__DESCRIPTION OF THE TASK__: Output the following lines unchanged, starting at the line that contains "Decompose this screenshot" and ending at the line that contains "slice-child-molestation xyxy=(29,36,284,170)", with both of those lines included.

+++ EXERCISE MATERIALS

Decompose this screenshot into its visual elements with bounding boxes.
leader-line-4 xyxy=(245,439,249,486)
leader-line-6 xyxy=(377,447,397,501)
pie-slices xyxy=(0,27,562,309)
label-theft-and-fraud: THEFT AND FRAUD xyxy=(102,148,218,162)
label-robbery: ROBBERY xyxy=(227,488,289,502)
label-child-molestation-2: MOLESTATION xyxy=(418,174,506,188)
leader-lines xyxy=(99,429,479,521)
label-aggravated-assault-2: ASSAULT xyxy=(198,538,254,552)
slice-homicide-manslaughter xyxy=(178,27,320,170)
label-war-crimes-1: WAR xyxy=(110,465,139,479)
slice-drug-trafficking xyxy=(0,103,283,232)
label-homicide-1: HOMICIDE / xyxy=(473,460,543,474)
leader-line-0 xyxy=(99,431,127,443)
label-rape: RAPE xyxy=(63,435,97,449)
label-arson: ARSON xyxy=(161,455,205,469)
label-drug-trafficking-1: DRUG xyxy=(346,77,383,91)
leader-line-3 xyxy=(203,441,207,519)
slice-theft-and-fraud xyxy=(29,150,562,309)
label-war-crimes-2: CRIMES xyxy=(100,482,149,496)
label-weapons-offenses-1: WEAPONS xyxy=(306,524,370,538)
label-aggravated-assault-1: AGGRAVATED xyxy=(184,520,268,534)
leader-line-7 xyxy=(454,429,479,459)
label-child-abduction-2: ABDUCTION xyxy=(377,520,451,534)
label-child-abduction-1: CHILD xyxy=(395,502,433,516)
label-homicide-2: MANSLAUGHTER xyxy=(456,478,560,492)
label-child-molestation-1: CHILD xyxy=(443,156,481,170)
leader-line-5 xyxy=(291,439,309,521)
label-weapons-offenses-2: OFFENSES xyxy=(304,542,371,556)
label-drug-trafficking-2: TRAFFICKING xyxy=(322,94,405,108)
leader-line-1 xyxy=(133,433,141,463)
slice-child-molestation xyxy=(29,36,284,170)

++++++
+++ EXERCISE MATERIALS

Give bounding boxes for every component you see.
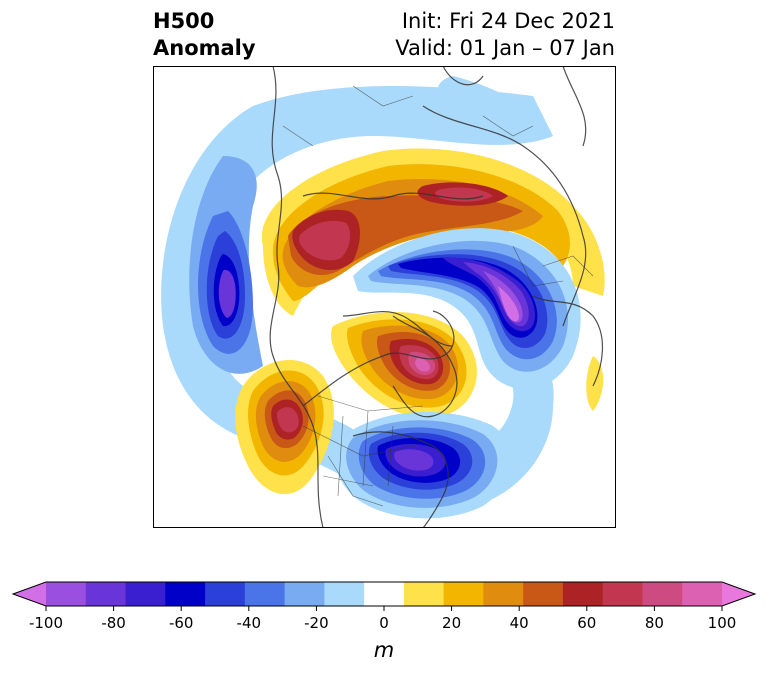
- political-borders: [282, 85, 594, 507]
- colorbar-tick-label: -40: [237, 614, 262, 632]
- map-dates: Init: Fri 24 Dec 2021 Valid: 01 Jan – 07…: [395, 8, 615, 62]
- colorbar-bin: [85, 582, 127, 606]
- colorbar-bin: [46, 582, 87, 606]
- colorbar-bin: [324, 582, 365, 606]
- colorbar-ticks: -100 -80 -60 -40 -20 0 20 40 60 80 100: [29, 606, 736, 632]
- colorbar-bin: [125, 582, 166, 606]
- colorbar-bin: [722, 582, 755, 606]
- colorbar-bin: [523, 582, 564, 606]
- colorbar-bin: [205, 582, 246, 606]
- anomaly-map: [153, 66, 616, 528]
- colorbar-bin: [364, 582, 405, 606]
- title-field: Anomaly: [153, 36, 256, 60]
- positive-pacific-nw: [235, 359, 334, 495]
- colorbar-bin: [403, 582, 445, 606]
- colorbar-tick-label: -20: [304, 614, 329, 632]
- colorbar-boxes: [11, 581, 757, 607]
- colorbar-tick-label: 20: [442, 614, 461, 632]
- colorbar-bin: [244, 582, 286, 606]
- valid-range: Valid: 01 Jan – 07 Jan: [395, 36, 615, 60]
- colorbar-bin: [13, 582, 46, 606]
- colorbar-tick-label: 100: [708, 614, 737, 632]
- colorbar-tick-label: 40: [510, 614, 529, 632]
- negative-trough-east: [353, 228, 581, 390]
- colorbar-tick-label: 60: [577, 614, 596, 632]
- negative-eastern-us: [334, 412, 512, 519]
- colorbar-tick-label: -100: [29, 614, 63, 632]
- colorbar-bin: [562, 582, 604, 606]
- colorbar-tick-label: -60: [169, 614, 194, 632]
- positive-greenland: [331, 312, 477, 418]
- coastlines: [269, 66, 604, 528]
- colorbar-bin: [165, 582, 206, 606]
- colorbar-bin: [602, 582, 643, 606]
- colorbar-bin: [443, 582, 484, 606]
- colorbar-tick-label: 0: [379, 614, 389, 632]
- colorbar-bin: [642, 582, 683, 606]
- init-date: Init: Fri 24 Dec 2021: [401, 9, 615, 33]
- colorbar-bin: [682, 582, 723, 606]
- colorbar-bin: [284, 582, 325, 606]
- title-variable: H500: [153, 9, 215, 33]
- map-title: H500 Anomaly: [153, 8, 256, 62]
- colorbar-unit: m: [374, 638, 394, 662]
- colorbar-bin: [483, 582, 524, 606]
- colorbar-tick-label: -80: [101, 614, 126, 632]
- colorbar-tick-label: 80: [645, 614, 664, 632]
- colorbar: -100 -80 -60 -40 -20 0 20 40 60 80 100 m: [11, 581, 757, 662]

++++++

__REPLY__:
Decompose this screenshot into its visual elements with bounding boxes.
leader-line-4 xyxy=(245,439,249,486)
leader-line-6 xyxy=(377,447,397,501)
pie-slices xyxy=(0,27,562,309)
label-theft-and-fraud: THEFT AND FRAUD xyxy=(102,148,218,162)
label-robbery: ROBBERY xyxy=(227,488,289,502)
label-child-molestation-2: MOLESTATION xyxy=(418,174,506,188)
leader-lines xyxy=(99,429,479,521)
label-aggravated-assault-2: ASSAULT xyxy=(198,538,254,552)
slice-homicide-manslaughter xyxy=(178,27,320,170)
label-war-crimes-1: WAR xyxy=(110,465,139,479)
slice-drug-trafficking xyxy=(0,103,283,232)
label-homicide-1: HOMICIDE / xyxy=(473,460,543,474)
leader-line-0 xyxy=(99,431,127,443)
label-rape: RAPE xyxy=(63,435,97,449)
label-arson: ARSON xyxy=(161,455,205,469)
label-drug-trafficking-1: DRUG xyxy=(346,77,383,91)
leader-line-3 xyxy=(203,441,207,519)
slice-theft-and-fraud xyxy=(29,150,562,309)
label-war-crimes-2: CRIMES xyxy=(100,482,149,496)
label-weapons-offenses-1: WEAPONS xyxy=(306,524,370,538)
label-aggravated-assault-1: AGGRAVATED xyxy=(184,520,268,534)
leader-line-7 xyxy=(454,429,479,459)
label-child-abduction-2: ABDUCTION xyxy=(377,520,451,534)
label-child-abduction-1: CHILD xyxy=(395,502,433,516)
label-homicide-2: MANSLAUGHTER xyxy=(456,478,560,492)
label-child-molestation-1: CHILD xyxy=(443,156,481,170)
leader-line-5 xyxy=(291,439,309,521)
label-weapons-offenses-2: OFFENSES xyxy=(304,542,371,556)
label-drug-trafficking-2: TRAFFICKING xyxy=(322,94,405,108)
leader-line-1 xyxy=(133,433,141,463)
slice-child-molestation xyxy=(29,36,284,170)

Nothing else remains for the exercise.